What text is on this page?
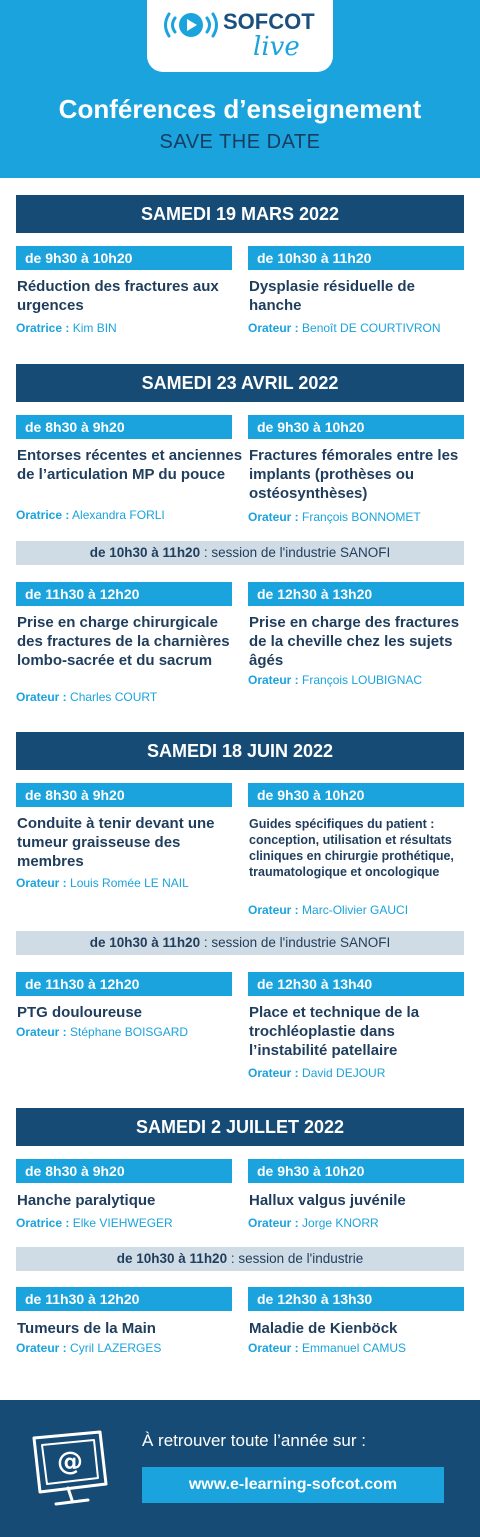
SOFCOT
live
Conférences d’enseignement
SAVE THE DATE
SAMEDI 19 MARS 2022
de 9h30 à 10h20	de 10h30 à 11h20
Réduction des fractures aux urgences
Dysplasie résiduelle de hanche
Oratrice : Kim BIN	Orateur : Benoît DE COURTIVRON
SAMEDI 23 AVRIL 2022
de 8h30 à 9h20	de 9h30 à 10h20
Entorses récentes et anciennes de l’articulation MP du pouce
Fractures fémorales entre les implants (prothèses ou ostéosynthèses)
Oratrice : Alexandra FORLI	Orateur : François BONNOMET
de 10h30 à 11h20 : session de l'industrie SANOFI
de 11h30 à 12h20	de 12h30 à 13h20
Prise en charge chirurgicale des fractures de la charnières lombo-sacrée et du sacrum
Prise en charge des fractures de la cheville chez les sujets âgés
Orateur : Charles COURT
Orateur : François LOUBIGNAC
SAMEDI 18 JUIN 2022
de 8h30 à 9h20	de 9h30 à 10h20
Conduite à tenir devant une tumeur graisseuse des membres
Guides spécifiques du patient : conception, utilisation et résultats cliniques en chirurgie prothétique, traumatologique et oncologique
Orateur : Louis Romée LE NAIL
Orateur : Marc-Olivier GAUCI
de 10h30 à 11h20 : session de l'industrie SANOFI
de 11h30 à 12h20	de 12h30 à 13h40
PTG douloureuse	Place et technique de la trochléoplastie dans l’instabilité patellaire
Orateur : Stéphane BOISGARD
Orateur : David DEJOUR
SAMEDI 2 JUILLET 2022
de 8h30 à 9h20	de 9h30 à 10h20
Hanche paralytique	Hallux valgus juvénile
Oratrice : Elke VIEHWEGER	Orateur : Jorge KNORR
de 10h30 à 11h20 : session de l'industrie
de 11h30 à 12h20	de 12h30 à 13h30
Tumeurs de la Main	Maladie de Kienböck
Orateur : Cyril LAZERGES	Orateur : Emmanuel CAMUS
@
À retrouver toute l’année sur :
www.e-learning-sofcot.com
══════════════════════════════
_Given request_:
Reproduce the records verbatim, omitting all images they contain.

_Solution to the exercise_:
What text is on this page?
SOFCOT
live
Conférences d’enseignement
SAVE THE DATE
SAMEDI 19 MARS 2022
de 9h30 à 10h20	de 10h30 à 11h20
Réduction des fractures aux urgences
Dysplasie résiduelle de hanche
Oratrice : Kim BIN	Orateur : Benoît DE COURTIVRON
SAMEDI 23 AVRIL 2022
de 8h30 à 9h20	de 9h30 à 10h20
Entorses récentes et anciennes de l’articulation MP du pouce
Fractures fémorales entre les implants (prothèses ou ostéosynthèses)
Oratrice : Alexandra FORLI	Orateur : François BONNOMET
de 10h30 à 11h20 : session de l'industrie SANOFI
de 11h30 à 12h20	de 12h30 à 13h20
Prise en charge chirurgicale des fractures de la charnières lombo-sacrée et du sacrum
Prise en charge des fractures de la cheville chez les sujets âgés
Orateur : Charles COURT
Orateur : François LOUBIGNAC
SAMEDI 18 JUIN 2022
de 8h30 à 9h20	de 9h30 à 10h20
Conduite à tenir devant une tumeur graisseuse des membres
Guides spécifiques du patient : conception, utilisation et résultats cliniques en chirurgie prothétique, traumatologique et oncologique
Orateur : Louis Romée LE NAIL
Orateur : Marc-Olivier GAUCI
de 10h30 à 11h20 : session de l'industrie SANOFI
de 11h30 à 12h20	de 12h30 à 13h40
PTG douloureuse	Place et technique de la trochléoplastie dans l’instabilité patellaire
Orateur : Stéphane BOISGARD
Orateur : David DEJOUR
SAMEDI 2 JUILLET 2022
de 8h30 à 9h20	de 9h30 à 10h20
Hanche paralytique	Hallux valgus juvénile
Oratrice : Elke VIEHWEGER	Orateur : Jorge KNORR
de 10h30 à 11h20 : session de l'industrie
de 11h30 à 12h20	de 12h30 à 13h30
Tumeurs de la Main	Maladie de Kienböck
Orateur : Cyril LAZERGES	Orateur : Emmanuel CAMUS
@
À retrouver toute l’année sur :
www.e-learning-sofcot.com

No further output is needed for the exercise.